[Instructions for the task] Type every record exactly as it appears.

start

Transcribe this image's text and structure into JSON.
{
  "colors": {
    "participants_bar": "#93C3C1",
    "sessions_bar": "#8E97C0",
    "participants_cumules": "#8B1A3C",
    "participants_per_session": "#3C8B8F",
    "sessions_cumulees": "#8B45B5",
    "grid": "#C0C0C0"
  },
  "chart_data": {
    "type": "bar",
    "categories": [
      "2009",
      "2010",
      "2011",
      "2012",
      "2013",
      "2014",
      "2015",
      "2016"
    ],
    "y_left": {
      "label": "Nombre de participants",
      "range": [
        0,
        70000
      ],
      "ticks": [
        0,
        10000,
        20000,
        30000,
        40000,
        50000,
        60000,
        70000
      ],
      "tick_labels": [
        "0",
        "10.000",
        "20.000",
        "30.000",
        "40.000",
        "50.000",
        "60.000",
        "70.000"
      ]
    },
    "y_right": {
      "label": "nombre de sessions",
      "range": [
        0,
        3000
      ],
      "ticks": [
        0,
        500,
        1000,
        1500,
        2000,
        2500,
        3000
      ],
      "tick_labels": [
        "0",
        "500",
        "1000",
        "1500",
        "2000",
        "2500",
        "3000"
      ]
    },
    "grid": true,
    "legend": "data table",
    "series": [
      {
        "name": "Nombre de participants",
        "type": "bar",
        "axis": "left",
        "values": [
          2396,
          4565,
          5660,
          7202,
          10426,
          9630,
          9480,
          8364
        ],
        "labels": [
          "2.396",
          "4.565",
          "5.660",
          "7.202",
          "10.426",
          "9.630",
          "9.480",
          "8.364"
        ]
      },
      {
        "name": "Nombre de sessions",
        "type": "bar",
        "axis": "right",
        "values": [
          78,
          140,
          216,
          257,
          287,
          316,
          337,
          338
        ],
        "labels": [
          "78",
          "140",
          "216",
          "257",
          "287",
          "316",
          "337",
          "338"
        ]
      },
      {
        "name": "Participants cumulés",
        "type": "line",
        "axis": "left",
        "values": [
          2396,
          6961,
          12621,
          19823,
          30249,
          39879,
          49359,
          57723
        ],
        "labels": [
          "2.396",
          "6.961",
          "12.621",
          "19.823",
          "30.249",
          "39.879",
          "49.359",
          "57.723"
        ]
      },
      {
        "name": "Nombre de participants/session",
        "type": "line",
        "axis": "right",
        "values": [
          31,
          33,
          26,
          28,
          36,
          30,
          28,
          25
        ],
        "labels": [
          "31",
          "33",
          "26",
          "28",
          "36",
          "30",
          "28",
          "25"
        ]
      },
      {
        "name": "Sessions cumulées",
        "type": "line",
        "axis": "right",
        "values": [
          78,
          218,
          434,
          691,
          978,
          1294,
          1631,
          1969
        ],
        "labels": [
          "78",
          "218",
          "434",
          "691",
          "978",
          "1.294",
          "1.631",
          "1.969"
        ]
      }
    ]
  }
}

end

[Exercise result]
Transcribe this image's text and structure into JSON.
{
  "colors": {
    "participants_bar": "#93C3C1",
    "sessions_bar": "#8E97C0",
    "participants_cumules": "#8B1A3C",
    "participants_per_session": "#3C8B8F",
    "sessions_cumulees": "#8B45B5",
    "grid": "#C0C0C0"
  },
  "chart_data": {
    "type": "bar",
    "categories": [
      "2009",
      "2010",
      "2011",
      "2012",
      "2013",
      "2014",
      "2015",
      "2016"
    ],
    "y_left": {
      "label": "Nombre de participants",
      "range": [
        0,
        70000
      ],
      "ticks": [
        0,
        10000,
        20000,
        30000,
        40000,
        50000,
        60000,
        70000
      ],
      "tick_labels": [
        "0",
        "10.000",
        "20.000",
        "30.000",
        "40.000",
        "50.000",
        "60.000",
        "70.000"
      ]
    },
    "y_right": {
      "label": "nombre de sessions",
      "range": [
        0,
        3000
      ],
      "ticks": [
        0,
        500,
        1000,
        1500,
        2000,
        2500,
        3000
      ],
      "tick_labels": [
        "0",
        "500",
        "1000",
        "1500",
        "2000",
        "2500",
        "3000"
      ]
    },
    "grid": true,
    "legend": "data table",
    "series": [
      {
        "name": "Nombre de participants",
        "type": "bar",
        "axis": "left",
        "values": [
          2396,
          4565,
          5660,
          7202,
          10426,
          9630,
          9480,
          8364
        ],
        "labels": [
          "2.396",
          "4.565",
          "5.660",
          "7.202",
          "10.426",
          "9.630",
          "9.480",
          "8.364"
        ]
      },
      {
        "name": "Nombre de sessions",
        "type": "bar",
        "axis": "right",
        "values": [
          78,
          140,
          216,
          257,
          287,
          316,
          337,
          338
        ],
        "labels": [
          "78",
          "140",
          "216",
          "257",
          "287",
          "316",
          "337",
          "338"
        ]
      },
      {
        "name": "Participants cumulés",
        "type": "line",
        "axis": "left",
        "values": [
          2396,
          6961,
          12621,
          19823,
          30249,
          39879,
          49359,
          57723
        ],
        "labels": [
          "2.396",
          "6.961",
          "12.621",
          "19.823",
          "30.249",
          "39.879",
          "49.359",
          "57.723"
        ]
      },
      {
        "name": "Nombre de participants/session",
        "type": "line",
        "axis": "right",
        "values": [
          31,
          33,
          26,
          28,
          36,
          30,
          28,
          25
        ],
        "labels": [
          "31",
          "33",
          "26",
          "28",
          "36",
          "30",
          "28",
          "25"
        ]
      },
      {
        "name": "Sessions cumulées",
        "type": "line",
        "axis": "right",
        "values": [
          78,
          218,
          434,
          691,
          978,
          1294,
          1631,
          1969
        ],
        "labels": [
          "78",
          "218",
          "434",
          "691",
          "978",
          "1.294",
          "1.631",
          "1.969"
        ]
      }
    ]
  }
}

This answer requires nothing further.